Stated task:
Repeat the data below exactly, dropping any pictures it holds.

──────── Material supplied ────────

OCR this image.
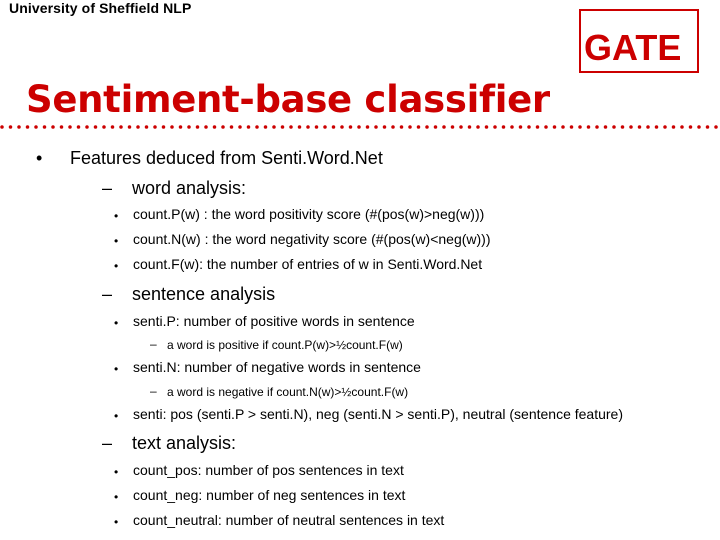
University of Sheffield NLP
GATE
Sentiment-base classifier
• Features deduced from Senti.Word.Net
– word analysis:
• count.P(w) : the word positivity score (#(pos(w)>neg(w)))
• count.N(w) : the word negativity score (#(pos(w)<neg(w)))
• count.F(w): the number of entries of w in Senti.Word.Net
– sentence analysis
• senti.P: number of positive words in sentence
– a word is positive if count.P(w)>½count.F(w)
• senti.N: number of negative words in sentence
– a word is negative if count.N(w)>½count.F(w)
• senti: pos (senti.P > senti.N), neg (senti.N > senti.P), neutral (sentence feature)
– text analysis:
• count_pos: number of pos sentences in text
• count_neg: number of neg sentences in text
• count_neutral: number of neutral sentences in text
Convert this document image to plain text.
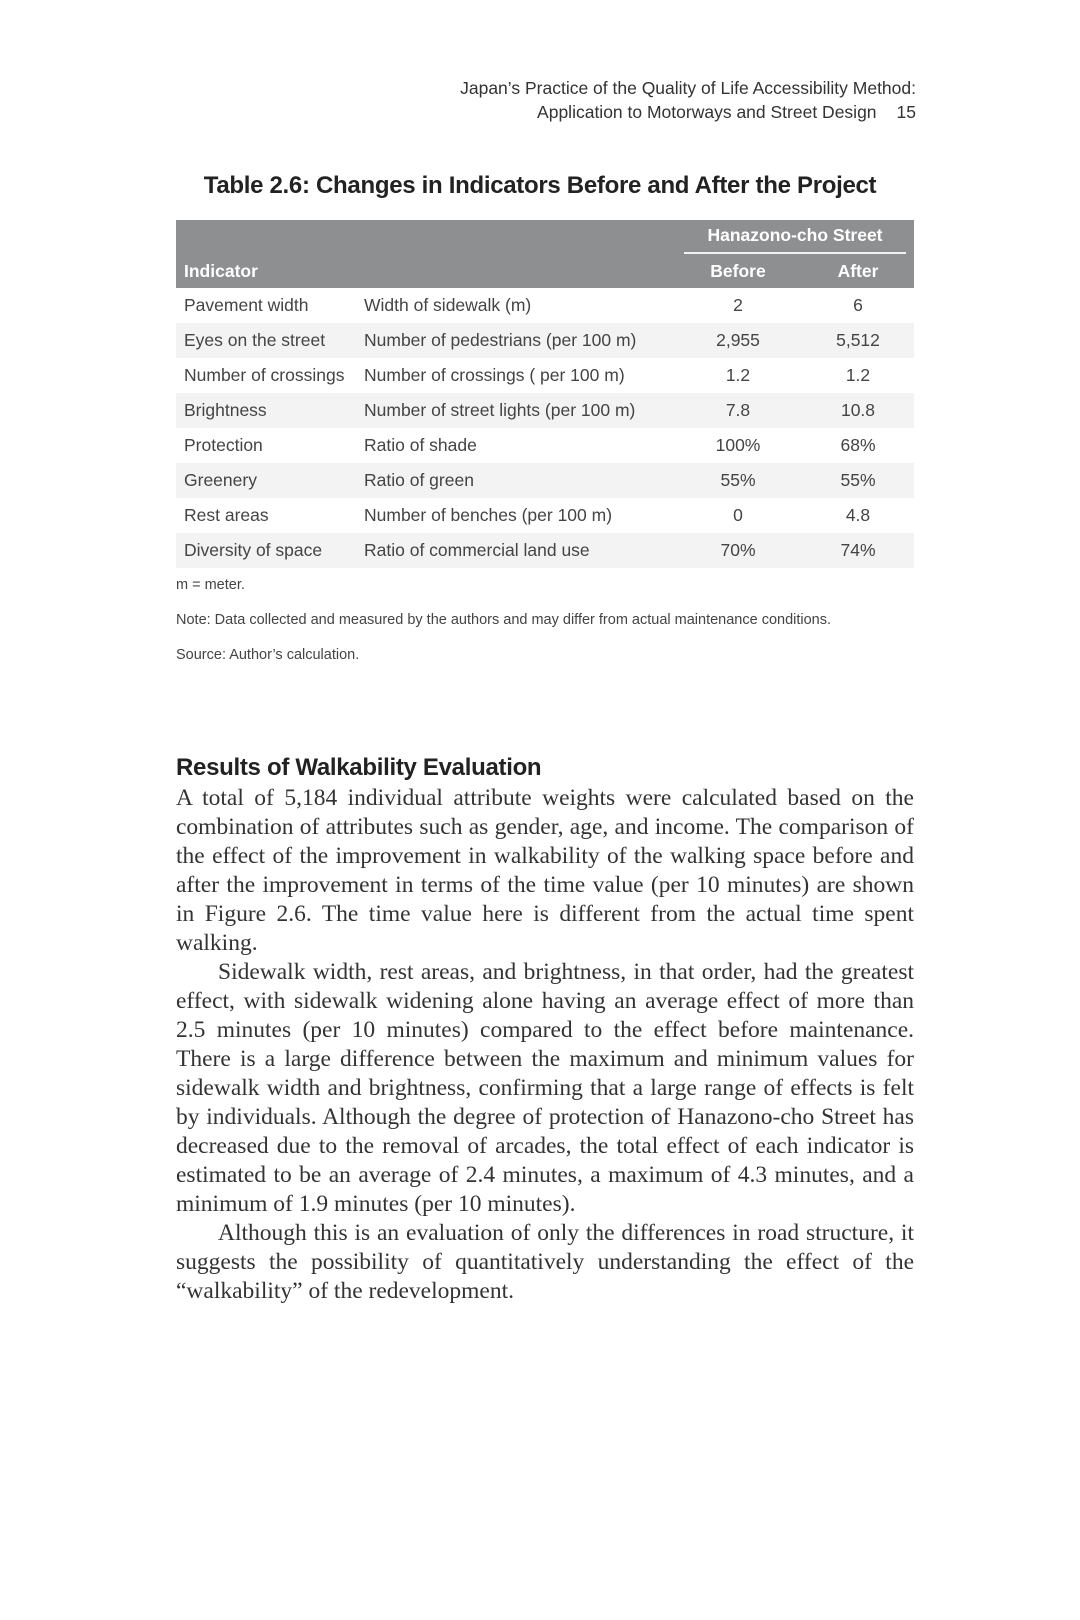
Japan’s Practice of the Quality of Life Accessibility Method:
Application to Motorways and Street Design 15
Table 2.6: Changes in Indicators Before and After the Project

		Hanazono-cho Street	

Indicator		Before	After
Pavement width	Width of sidewalk (m)	2	6
Eyes on the street	Number of pedestrians (per 100 m)	2,955	5,512
Number of crossings	Number of crossings ( per 100 m)	1.2	1.2
Brightness	Number of street lights (per 100 m)	7.8	10.8
Protection	Ratio of shade	100%	68%
Greenery	Ratio of green	55%	55%
Rest areas	Number of benches (per 100 m)	0	4.8
Diversity of space	Ratio of commercial land use	70%	74%

m = meter.

Note: Data collected and measured by the authors and may differ from actual maintenance conditions.

Source: Author’s calculation.

Results of Walkability Evaluation

A total of 5,184 individual attribute weights were calculated based on the combination of attributes such as gender, age, and income. The comparison of the effect of the improvement in walkability of the walking space before and after the improvement in terms of the time value (per 10 minutes) are shown in Figure 2.6. The time value here is different from the actual time spent walking.

Sidewalk width, rest areas, and brightness, in that order, had the greatest effect, with sidewalk widening alone having an average effect of more than 2.5 minutes (per 10 minutes) compared to the effect before maintenance. There is a large difference between the maximum and minimum values for sidewalk width and brightness, confirming that a large range of effects is felt by individuals. Although the degree of protection of Hanazono-cho Street has decreased due to the removal of arcades, the total effect of each indicator is estimated to be an average of 2.4 minutes, a maximum of 4.3 minutes, and a minimum of 1.9 minutes (per 10 minutes).

Although this is an evaluation of only the differences in road structure, it suggests the possibility of quantitatively understanding the effect of the “walkability” of the redevelopment.
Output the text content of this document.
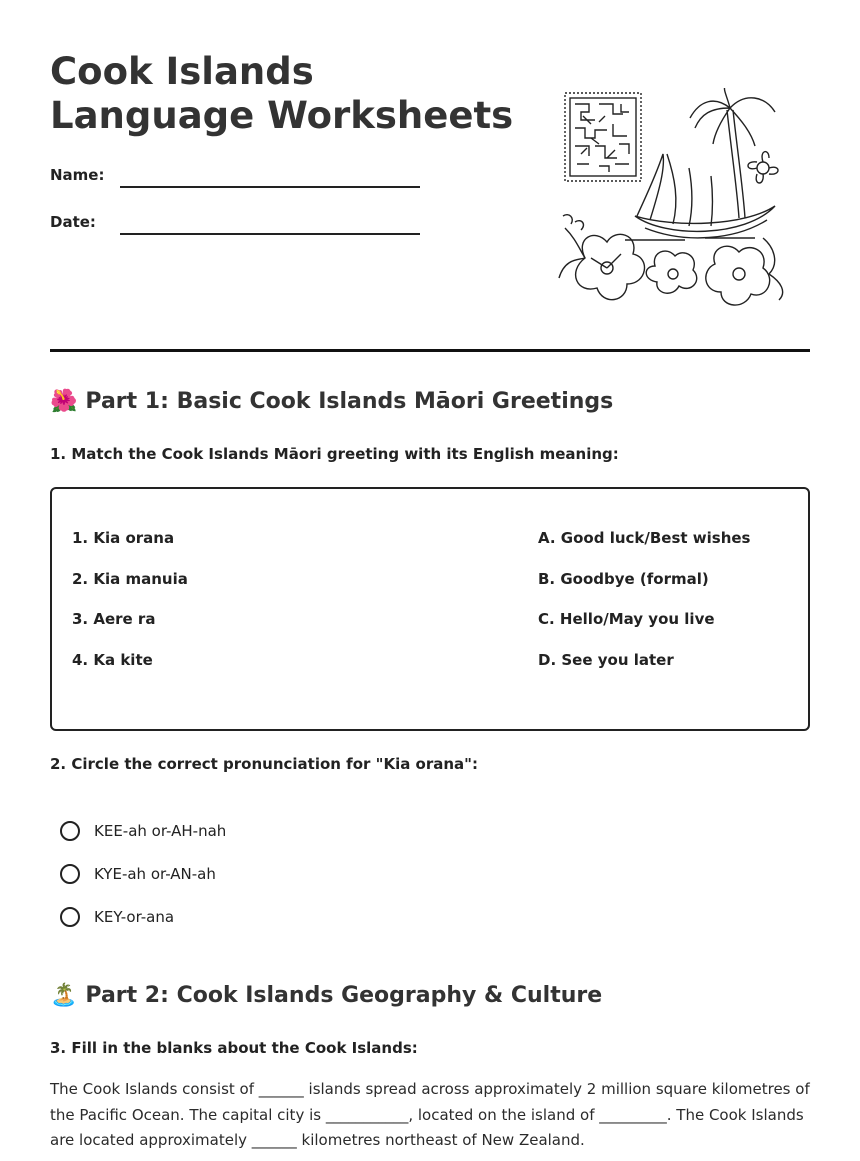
Cook Islands Language Worksheets
Name:
Date:
🌺 Part 1: Basic Cook Islands Māori Greetings
1. Match the Cook Islands Māori greeting with its English meaning:
1. Kia orana
2. Kia manuia
3. Aere ra
4. Ka kite
A. Good luck/Best wishes
B. Goodbye (formal)
C. Hello/May you live
D. See you later
2. Circle the correct pronunciation for "Kia orana":
KEE-ah or-AH-nah
KYE-ah or-AN-ah
KEY-or-ana
🏝️ Part 2: Cook Islands Geography & Culture
3. Fill in the blanks about the Cook Islands:

The Cook Islands consist of ______ islands spread across approximately 2 million square kilometres of the Pacific Ocean. The capital city is ___________, located on the island of _________. The Cook Islands are located approximately ______ kilometres northeast of New Zealand.
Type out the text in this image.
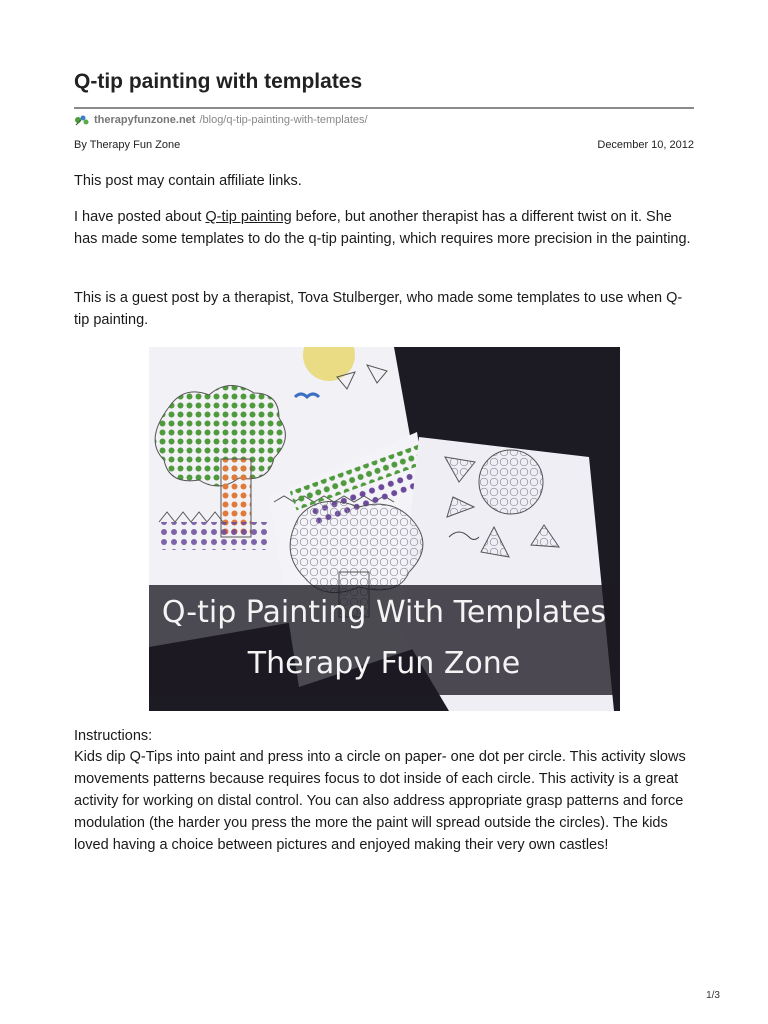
Q-tip painting with templates
therapyfunzone.net /blog/q-tip-painting-with-templates/
By Therapy Fun Zone	December 10, 2012

This post may contain affiliate links.

I have posted about Q-tip painting before, but another therapist has a different twist on it. She has made some templates to do the q-tip painting, which requires more precision in the painting.

This is a guest post by a therapist, Tova Stulberger, who made some templates to use when Q-tip painting.

Q-tip Painting With Templates
Therapy Fun Zone
Instructions:

Kids dip Q-Tips into paint and press into a circle on paper- one dot per circle. This activity slows movements patterns because requires focus to dot inside of each circle. This activity is a great activity for working on distal control. You can also address appropriate grasp patterns and force modulation (the harder you press the more the paint will spread outside the circles). The kids loved having a choice between pictures and enjoyed making their very own castles!

1/3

────────

The result:
OCR this image.
University of Sheffield NLP
GATE
Sentiment-base classifier
• Features deduced from Senti.Word.Net
– word analysis:
• count.P(w) : the word positivity score (#(pos(w)>neg(w)))
• count.N(w) : the word negativity score (#(pos(w)<neg(w)))
• count.F(w): the number of entries of w in Senti.Word.Net
– sentence analysis
• senti.P: number of positive words in sentence
– a word is positive if count.P(w)>½count.F(w)
• senti.N: number of negative words in sentence
– a word is negative if count.N(w)>½count.F(w)
• senti: pos (senti.P > senti.N), neg (senti.N > senti.P), neutral (sentence feature)
– text analysis:
• count_pos: number of pos sentences in text
• count_neg: number of neg sentences in text
• count_neutral: number of neutral sentences in text
Convert this document image to plain text.
Japan’s Practice of the Quality of Life Accessibility Method:
Application to Motorways and Street Design 15
Table 2.6: Changes in Indicators Before and After the Project

		Hanazono-cho Street	

Indicator		Before	After
Pavement width	Width of sidewalk (m)	2	6
Eyes on the street	Number of pedestrians (per 100 m)	2,955	5,512
Number of crossings	Number of crossings ( per 100 m)	1.2	1.2
Brightness	Number of street lights (per 100 m)	7.8	10.8
Protection	Ratio of shade	100%	68%
Greenery	Ratio of green	55%	55%
Rest areas	Number of benches (per 100 m)	0	4.8
Diversity of space	Ratio of commercial land use	70%	74%

m = meter.

Note: Data collected and measured by the authors and may differ from actual maintenance conditions.

Source: Author’s calculation.

Results of Walkability Evaluation

A total of 5,184 individual attribute weights were calculated based on the combination of attributes such as gender, age, and income. The comparison of the effect of the improvement in walkability of the walking space before and after the improvement in terms of the time value (per 10 minutes) are shown in Figure 2.6. The time value here is different from the actual time spent walking.

Sidewalk width, rest areas, and brightness, in that order, had the greatest effect, with sidewalk widening alone having an average effect of more than 2.5 minutes (per 10 minutes) compared to the effect before maintenance. There is a large difference between the maximum and minimum values for sidewalk width and brightness, confirming that a large range of effects is felt by individuals. Although the degree of protection of Hanazono-cho Street has decreased due to the removal of arcades, the total effect of each indicator is estimated to be an average of 2.4 minutes, a maximum of 4.3 minutes, and a minimum of 1.9 minutes (per 10 minutes).

Although this is an evaluation of only the differences in road structure, it suggests the possibility of quantitatively understanding the effect of the “walkability” of the redevelopment.
Output the text content of this document.
Cook Islands Language Worksheets
Name:
Date:
🌺 Part 1: Basic Cook Islands Māori Greetings
1. Match the Cook Islands Māori greeting with its English meaning:
1. Kia orana
2. Kia manuia
3. Aere ra
4. Ka kite
A. Good luck/Best wishes
B. Goodbye (formal)
C. Hello/May you live
D. See you later
2. Circle the correct pronunciation for "Kia orana":
KEE-ah or-AH-nah
KYE-ah or-AN-ah
KEY-or-ana
🏝️ Part 2: Cook Islands Geography & Culture
3. Fill in the blanks about the Cook Islands:

The Cook Islands consist of ______ islands spread across approximately 2 million square kilometres of the Pacific Ocean. The capital city is ___________, located on the island of _________. The Cook Islands are located approximately ______ kilometres northeast of New Zealand.
Type out the text in this image.
Q-tip painting with templates
therapyfunzone.net /blog/q-tip-painting-with-templates/
By Therapy Fun Zone	December 10, 2012

This post may contain affiliate links.

I have posted about Q-tip painting before, but another therapist has a different twist on it. She has made some templates to do the q-tip painting, which requires more precision in the painting.

This is a guest post by a therapist, Tova Stulberger, who made some templates to use when Q-tip painting.

Q-tip Painting With Templates
Therapy Fun Zone
Instructions:

Kids dip Q-Tips into paint and press into a circle on paper- one dot per circle. This activity slows movements patterns because requires focus to dot inside of each circle. This activity is a great activity for working on distal control. You can also address appropriate grasp patterns and force modulation (the harder you press the more the paint will spread outside the circles). The kids loved having a choice between pictures and enjoyed making their very own castles!

1/3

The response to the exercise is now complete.